The records below must be written out exactly, with every picture left behind.

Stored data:
>> Start

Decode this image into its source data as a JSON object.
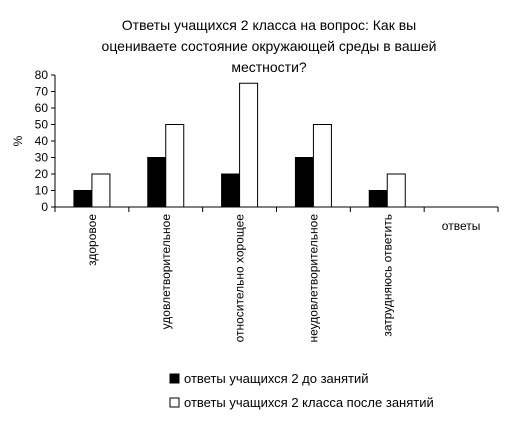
{
  "chart_data": {
    "type": "bar",
    "title_lines": [
      "Ответы учащихся 2 класса на вопрос: Как вы",
      "оцениваете состояние окружающей среды в вашей",
      "местности?"
    ],
    "ylabel": "%",
    "xlabel": "ответы",
    "categories": [
      "здоровое",
      "удовлетворительное",
      "относительно хорощее",
      "неудовлетворительное",
      "затрудняюсь ответить",
      ""
    ],
    "series": [
      {
        "name": "ответы учащихся 2 до занятий",
        "values": [
          10,
          30,
          20,
          30,
          10,
          null
        ],
        "color": "#000000"
      },
      {
        "name": "ответы учащихся 2 класса после занятий",
        "values": [
          20,
          50,
          75,
          50,
          20,
          null
        ],
        "color": "#ffffff"
      }
    ],
    "ylim": [
      0,
      80
    ],
    "yticks": [
      0,
      10,
      20,
      30,
      40,
      50,
      60,
      70,
      80
    ],
    "grid": false,
    "legend_position": "bottom"
  }
}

>> End

EXPECTED ANSWER:
Decode this image into its source data as a JSON object.
{
  "chart_data": {
    "type": "bar",
    "title_lines": [
      "Ответы учащихся 2 класса на вопрос: Как вы",
      "оцениваете состояние окружающей среды в вашей",
      "местности?"
    ],
    "ylabel": "%",
    "xlabel": "ответы",
    "categories": [
      "здоровое",
      "удовлетворительное",
      "относительно хорощее",
      "неудовлетворительное",
      "затрудняюсь ответить",
      ""
    ],
    "series": [
      {
        "name": "ответы учащихся 2 до занятий",
        "values": [
          10,
          30,
          20,
          30,
          10,
          null
        ],
        "color": "#000000"
      },
      {
        "name": "ответы учащихся 2 класса после занятий",
        "values": [
          20,
          50,
          75,
          50,
          20,
          null
        ],
        "color": "#ffffff"
      }
    ],
    "ylim": [
      0,
      80
    ],
    "yticks": [
      0,
      10,
      20,
      30,
      40,
      50,
      60,
      70,
      80
    ],
    "grid": false,
    "legend_position": "bottom"
  }
}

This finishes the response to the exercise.